═════ Data supplied

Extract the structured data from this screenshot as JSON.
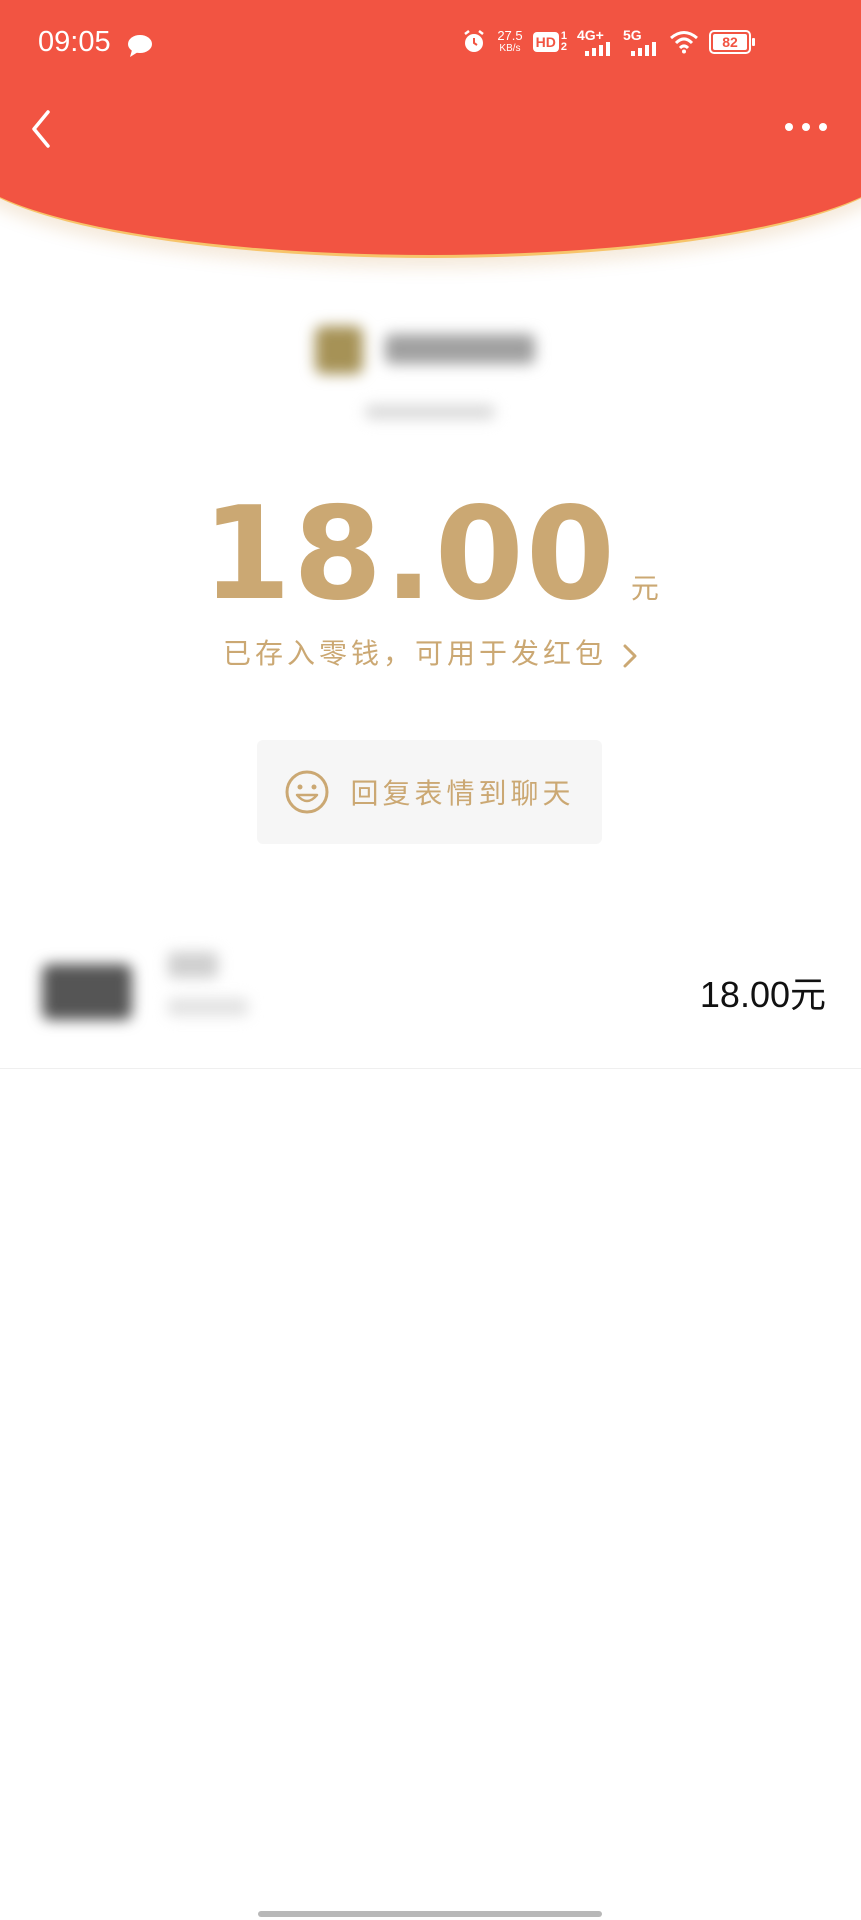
{
  "status_bar": {
    "time": "09:05",
    "net_speed_value": "27.5",
    "net_speed_unit": "KB/s",
    "hd": "HD",
    "hd_sub_top": "1",
    "hd_sub_bottom": "2",
    "network_1": "4G+",
    "network_2": "5G",
    "battery": "82"
  },
  "header": {
    "color": "#f25442"
  },
  "packet": {
    "amount": "18.00",
    "unit": "元",
    "deposit_note": "已存入零钱，可用于发红包"
  },
  "reply_button": {
    "label": "回复表情到聊天"
  },
  "receivers": [
    {
      "amount": "18.00元"
    }
  ],
  "colors": {
    "accent_gold": "#cba873",
    "header_red": "#f25442"
  }
}
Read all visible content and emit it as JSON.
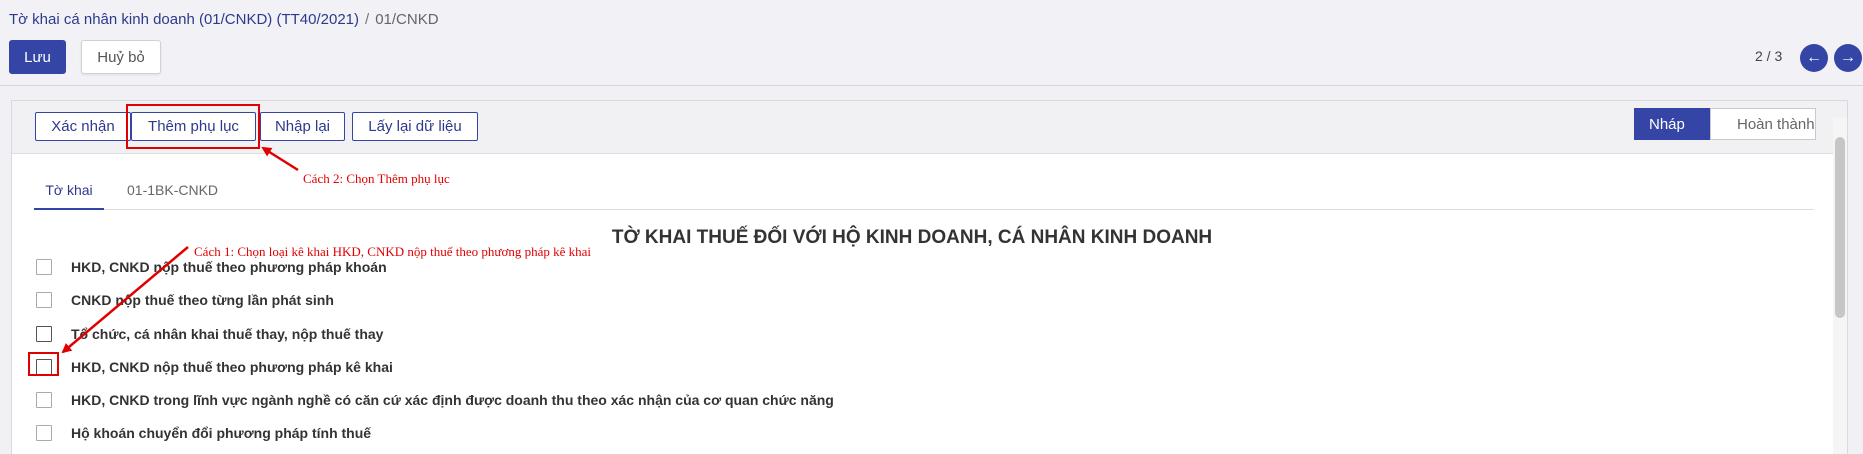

══════════

Leaving aside the images, write out the entries above word for word.

Extract the structured data from this screenshot as JSON.
{
  "status_bar": {
    "time": "09:05",
    "net_speed_value": "27.5",
    "net_speed_unit": "KB/s",
    "hd": "HD",
    "hd_sub_top": "1",
    "hd_sub_bottom": "2",
    "network_1": "4G+",
    "network_2": "5G",
    "battery": "82"
  },
  "header": {
    "color": "#f25442"
  },
  "packet": {
    "amount": "18.00",
    "unit": "元",
    "deposit_note": "已存入零钱，可用于发红包"
  },
  "reply_button": {
    "label": "回复表情到聊天"
  },
  "receivers": [
    {
      "amount": "18.00元"
    }
  ],
  "colors": {
    "accent_gold": "#cba873",
    "header_red": "#f25442"
  }
}
Read all visible content and emit it as JSON.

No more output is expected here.